[Recorded data]
==================================================
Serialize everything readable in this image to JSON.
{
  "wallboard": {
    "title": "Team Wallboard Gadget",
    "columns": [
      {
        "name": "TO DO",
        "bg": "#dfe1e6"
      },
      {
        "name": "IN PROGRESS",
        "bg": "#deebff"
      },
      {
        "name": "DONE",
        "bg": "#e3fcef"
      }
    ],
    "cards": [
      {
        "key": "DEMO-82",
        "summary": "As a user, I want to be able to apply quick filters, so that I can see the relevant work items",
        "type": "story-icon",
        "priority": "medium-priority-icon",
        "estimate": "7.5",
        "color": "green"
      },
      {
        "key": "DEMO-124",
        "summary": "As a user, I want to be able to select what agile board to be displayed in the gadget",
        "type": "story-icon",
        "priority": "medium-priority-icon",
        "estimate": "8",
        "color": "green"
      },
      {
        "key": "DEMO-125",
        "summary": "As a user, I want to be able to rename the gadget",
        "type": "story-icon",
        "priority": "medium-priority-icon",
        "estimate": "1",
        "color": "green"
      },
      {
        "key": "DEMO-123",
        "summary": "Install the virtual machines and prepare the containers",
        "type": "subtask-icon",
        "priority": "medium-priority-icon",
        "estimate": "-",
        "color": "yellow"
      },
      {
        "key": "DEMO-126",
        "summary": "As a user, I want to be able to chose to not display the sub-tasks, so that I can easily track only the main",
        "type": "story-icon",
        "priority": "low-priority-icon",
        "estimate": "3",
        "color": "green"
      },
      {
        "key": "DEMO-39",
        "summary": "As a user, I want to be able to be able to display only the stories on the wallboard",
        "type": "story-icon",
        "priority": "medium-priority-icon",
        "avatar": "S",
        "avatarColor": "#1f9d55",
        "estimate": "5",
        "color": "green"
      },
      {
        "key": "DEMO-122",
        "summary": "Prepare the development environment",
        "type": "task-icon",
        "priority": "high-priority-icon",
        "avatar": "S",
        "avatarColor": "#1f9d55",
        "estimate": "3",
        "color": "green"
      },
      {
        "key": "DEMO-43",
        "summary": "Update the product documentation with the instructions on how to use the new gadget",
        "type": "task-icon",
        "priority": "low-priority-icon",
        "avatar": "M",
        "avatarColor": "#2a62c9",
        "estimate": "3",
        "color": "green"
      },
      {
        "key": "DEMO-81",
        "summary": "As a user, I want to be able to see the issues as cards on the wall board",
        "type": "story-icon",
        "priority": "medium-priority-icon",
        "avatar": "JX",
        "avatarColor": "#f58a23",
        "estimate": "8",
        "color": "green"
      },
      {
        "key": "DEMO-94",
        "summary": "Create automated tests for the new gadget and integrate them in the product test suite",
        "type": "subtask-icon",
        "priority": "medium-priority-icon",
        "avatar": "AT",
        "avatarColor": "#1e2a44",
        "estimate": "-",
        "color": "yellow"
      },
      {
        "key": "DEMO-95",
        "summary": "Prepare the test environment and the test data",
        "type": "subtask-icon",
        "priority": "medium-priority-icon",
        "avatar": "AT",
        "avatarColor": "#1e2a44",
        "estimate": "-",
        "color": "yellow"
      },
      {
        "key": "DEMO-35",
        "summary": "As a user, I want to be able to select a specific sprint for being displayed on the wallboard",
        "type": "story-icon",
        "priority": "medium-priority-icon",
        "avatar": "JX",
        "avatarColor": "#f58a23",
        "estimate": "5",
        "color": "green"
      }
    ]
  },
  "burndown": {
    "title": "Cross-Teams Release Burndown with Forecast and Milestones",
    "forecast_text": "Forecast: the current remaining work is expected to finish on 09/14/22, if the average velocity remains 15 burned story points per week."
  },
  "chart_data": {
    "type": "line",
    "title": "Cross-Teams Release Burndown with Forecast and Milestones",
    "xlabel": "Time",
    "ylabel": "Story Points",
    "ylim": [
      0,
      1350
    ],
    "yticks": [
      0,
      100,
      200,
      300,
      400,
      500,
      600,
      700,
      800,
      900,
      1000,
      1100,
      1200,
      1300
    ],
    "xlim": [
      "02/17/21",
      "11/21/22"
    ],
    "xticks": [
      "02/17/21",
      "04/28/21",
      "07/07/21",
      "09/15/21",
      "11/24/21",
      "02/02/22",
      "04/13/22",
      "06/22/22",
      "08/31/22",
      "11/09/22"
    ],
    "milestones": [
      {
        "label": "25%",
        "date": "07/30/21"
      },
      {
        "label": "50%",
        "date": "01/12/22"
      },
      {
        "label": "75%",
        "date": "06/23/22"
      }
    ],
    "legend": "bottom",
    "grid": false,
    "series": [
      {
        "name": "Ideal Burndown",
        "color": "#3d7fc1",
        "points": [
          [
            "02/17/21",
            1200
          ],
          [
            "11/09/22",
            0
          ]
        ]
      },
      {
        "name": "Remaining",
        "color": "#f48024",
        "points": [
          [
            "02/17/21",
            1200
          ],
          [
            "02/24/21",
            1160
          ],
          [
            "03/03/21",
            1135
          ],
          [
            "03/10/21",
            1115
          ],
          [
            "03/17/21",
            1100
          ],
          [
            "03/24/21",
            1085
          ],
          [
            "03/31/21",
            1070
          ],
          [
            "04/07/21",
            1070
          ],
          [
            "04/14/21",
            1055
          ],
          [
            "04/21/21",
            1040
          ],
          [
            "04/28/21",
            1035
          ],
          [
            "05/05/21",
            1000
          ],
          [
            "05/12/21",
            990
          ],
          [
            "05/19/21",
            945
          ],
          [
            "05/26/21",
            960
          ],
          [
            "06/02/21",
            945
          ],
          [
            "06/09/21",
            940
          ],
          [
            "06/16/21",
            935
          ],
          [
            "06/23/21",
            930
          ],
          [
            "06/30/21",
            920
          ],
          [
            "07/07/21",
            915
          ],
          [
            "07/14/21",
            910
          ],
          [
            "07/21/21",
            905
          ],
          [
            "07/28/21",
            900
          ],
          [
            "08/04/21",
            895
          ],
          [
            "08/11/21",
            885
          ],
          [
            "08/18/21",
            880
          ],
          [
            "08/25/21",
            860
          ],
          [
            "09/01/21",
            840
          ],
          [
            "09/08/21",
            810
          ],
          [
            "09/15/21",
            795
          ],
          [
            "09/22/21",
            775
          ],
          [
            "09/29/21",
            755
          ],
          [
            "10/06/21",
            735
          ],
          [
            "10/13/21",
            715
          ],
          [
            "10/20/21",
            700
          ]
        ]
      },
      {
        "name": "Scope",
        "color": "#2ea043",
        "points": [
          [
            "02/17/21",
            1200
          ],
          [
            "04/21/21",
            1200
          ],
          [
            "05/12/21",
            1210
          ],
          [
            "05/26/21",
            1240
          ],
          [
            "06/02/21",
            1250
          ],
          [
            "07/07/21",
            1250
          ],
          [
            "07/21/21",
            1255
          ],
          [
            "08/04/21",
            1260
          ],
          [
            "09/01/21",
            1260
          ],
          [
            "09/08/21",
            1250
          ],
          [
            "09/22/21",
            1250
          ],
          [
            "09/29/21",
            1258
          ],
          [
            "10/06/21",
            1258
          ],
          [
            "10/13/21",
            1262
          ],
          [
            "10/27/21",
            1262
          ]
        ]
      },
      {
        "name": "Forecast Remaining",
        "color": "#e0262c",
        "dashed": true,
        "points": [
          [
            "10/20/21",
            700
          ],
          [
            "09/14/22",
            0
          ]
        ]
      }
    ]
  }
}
==================================================
Request
Using the listing above, please repeat every entry exactly.

Solution for this problem
Serialize everything readable in this image to JSON.
{
  "wallboard": {
    "title": "Team Wallboard Gadget",
    "columns": [
      {
        "name": "TO DO",
        "bg": "#dfe1e6"
      },
      {
        "name": "IN PROGRESS",
        "bg": "#deebff"
      },
      {
        "name": "DONE",
        "bg": "#e3fcef"
      }
    ],
    "cards": [
      {
        "key": "DEMO-82",
        "summary": "As a user, I want to be able to apply quick filters, so that I can see the relevant work items",
        "type": "story-icon",
        "priority": "medium-priority-icon",
        "estimate": "7.5",
        "color": "green"
      },
      {
        "key": "DEMO-124",
        "summary": "As a user, I want to be able to select what agile board to be displayed in the gadget",
        "type": "story-icon",
        "priority": "medium-priority-icon",
        "estimate": "8",
        "color": "green"
      },
      {
        "key": "DEMO-125",
        "summary": "As a user, I want to be able to rename the gadget",
        "type": "story-icon",
        "priority": "medium-priority-icon",
        "estimate": "1",
        "color": "green"
      },
      {
        "key": "DEMO-123",
        "summary": "Install the virtual machines and prepare the containers",
        "type": "subtask-icon",
        "priority": "medium-priority-icon",
        "estimate": "-",
        "color": "yellow"
      },
      {
        "key": "DEMO-126",
        "summary": "As a user, I want to be able to chose to not display the sub-tasks, so that I can easily track only the main",
        "type": "story-icon",
        "priority": "low-priority-icon",
        "estimate": "3",
        "color": "green"
      },
      {
        "key": "DEMO-39",
        "summary": "As a user, I want to be able to be able to display only the stories on the wallboard",
        "type": "story-icon",
        "priority": "medium-priority-icon",
        "avatar": "S",
        "avatarColor": "#1f9d55",
        "estimate": "5",
        "color": "green"
      },
      {
        "key": "DEMO-122",
        "summary": "Prepare the development environment",
        "type": "task-icon",
        "priority": "high-priority-icon",
        "avatar": "S",
        "avatarColor": "#1f9d55",
        "estimate": "3",
        "color": "green"
      },
      {
        "key": "DEMO-43",
        "summary": "Update the product documentation with the instructions on how to use the new gadget",
        "type": "task-icon",
        "priority": "low-priority-icon",
        "avatar": "M",
        "avatarColor": "#2a62c9",
        "estimate": "3",
        "color": "green"
      },
      {
        "key": "DEMO-81",
        "summary": "As a user, I want to be able to see the issues as cards on the wall board",
        "type": "story-icon",
        "priority": "medium-priority-icon",
        "avatar": "JX",
        "avatarColor": "#f58a23",
        "estimate": "8",
        "color": "green"
      },
      {
        "key": "DEMO-94",
        "summary": "Create automated tests for the new gadget and integrate them in the product test suite",
        "type": "subtask-icon",
        "priority": "medium-priority-icon",
        "avatar": "AT",
        "avatarColor": "#1e2a44",
        "estimate": "-",
        "color": "yellow"
      },
      {
        "key": "DEMO-95",
        "summary": "Prepare the test environment and the test data",
        "type": "subtask-icon",
        "priority": "medium-priority-icon",
        "avatar": "AT",
        "avatarColor": "#1e2a44",
        "estimate": "-",
        "color": "yellow"
      },
      {
        "key": "DEMO-35",
        "summary": "As a user, I want to be able to select a specific sprint for being displayed on the wallboard",
        "type": "story-icon",
        "priority": "medium-priority-icon",
        "avatar": "JX",
        "avatarColor": "#f58a23",
        "estimate": "5",
        "color": "green"
      }
    ]
  },
  "burndown": {
    "title": "Cross-Teams Release Burndown with Forecast and Milestones",
    "forecast_text": "Forecast: the current remaining work is expected to finish on 09/14/22, if the average velocity remains 15 burned story points per week."
  },
  "chart_data": {
    "type": "line",
    "title": "Cross-Teams Release Burndown with Forecast and Milestones",
    "xlabel": "Time",
    "ylabel": "Story Points",
    "ylim": [
      0,
      1350
    ],
    "yticks": [
      0,
      100,
      200,
      300,
      400,
      500,
      600,
      700,
      800,
      900,
      1000,
      1100,
      1200,
      1300
    ],
    "xlim": [
      "02/17/21",
      "11/21/22"
    ],
    "xticks": [
      "02/17/21",
      "04/28/21",
      "07/07/21",
      "09/15/21",
      "11/24/21",
      "02/02/22",
      "04/13/22",
      "06/22/22",
      "08/31/22",
      "11/09/22"
    ],
    "milestones": [
      {
        "label": "25%",
        "date": "07/30/21"
      },
      {
        "label": "50%",
        "date": "01/12/22"
      },
      {
        "label": "75%",
        "date": "06/23/22"
      }
    ],
    "legend": "bottom",
    "grid": false,
    "series": [
      {
        "name": "Ideal Burndown",
        "color": "#3d7fc1",
        "points": [
          [
            "02/17/21",
            1200
          ],
          [
            "11/09/22",
            0
          ]
        ]
      },
      {
        "name": "Remaining",
        "color": "#f48024",
        "points": [
          [
            "02/17/21",
            1200
          ],
          [
            "02/24/21",
            1160
          ],
          [
            "03/03/21",
            1135
          ],
          [
            "03/10/21",
            1115
          ],
          [
            "03/17/21",
            1100
          ],
          [
            "03/24/21",
            1085
          ],
          [
            "03/31/21",
            1070
          ],
          [
            "04/07/21",
            1070
          ],
          [
            "04/14/21",
            1055
          ],
          [
            "04/21/21",
            1040
          ],
          [
            "04/28/21",
            1035
          ],
          [
            "05/05/21",
            1000
          ],
          [
            "05/12/21",
            990
          ],
          [
            "05/19/21",
            945
          ],
          [
            "05/26/21",
            960
          ],
          [
            "06/02/21",
            945
          ],
          [
            "06/09/21",
            940
          ],
          [
            "06/16/21",
            935
          ],
          [
            "06/23/21",
            930
          ],
          [
            "06/30/21",
            920
          ],
          [
            "07/07/21",
            915
          ],
          [
            "07/14/21",
            910
          ],
          [
            "07/21/21",
            905
          ],
          [
            "07/28/21",
            900
          ],
          [
            "08/04/21",
            895
          ],
          [
            "08/11/21",
            885
          ],
          [
            "08/18/21",
            880
          ],
          [
            "08/25/21",
            860
          ],
          [
            "09/01/21",
            840
          ],
          [
            "09/08/21",
            810
          ],
          [
            "09/15/21",
            795
          ],
          [
            "09/22/21",
            775
          ],
          [
            "09/29/21",
            755
          ],
          [
            "10/06/21",
            735
          ],
          [
            "10/13/21",
            715
          ],
          [
            "10/20/21",
            700
          ]
        ]
      },
      {
        "name": "Scope",
        "color": "#2ea043",
        "points": [
          [
            "02/17/21",
            1200
          ],
          [
            "04/21/21",
            1200
          ],
          [
            "05/12/21",
            1210
          ],
          [
            "05/26/21",
            1240
          ],
          [
            "06/02/21",
            1250
          ],
          [
            "07/07/21",
            1250
          ],
          [
            "07/21/21",
            1255
          ],
          [
            "08/04/21",
            1260
          ],
          [
            "09/01/21",
            1260
          ],
          [
            "09/08/21",
            1250
          ],
          [
            "09/22/21",
            1250
          ],
          [
            "09/29/21",
            1258
          ],
          [
            "10/06/21",
            1258
          ],
          [
            "10/13/21",
            1262
          ],
          [
            "10/27/21",
            1262
          ]
        ]
      },
      {
        "name": "Forecast Remaining",
        "color": "#e0262c",
        "dashed": true,
        "points": [
          [
            "10/20/21",
            700
          ],
          [
            "09/14/22",
            0
          ]
        ]
      }
    ]
  }
}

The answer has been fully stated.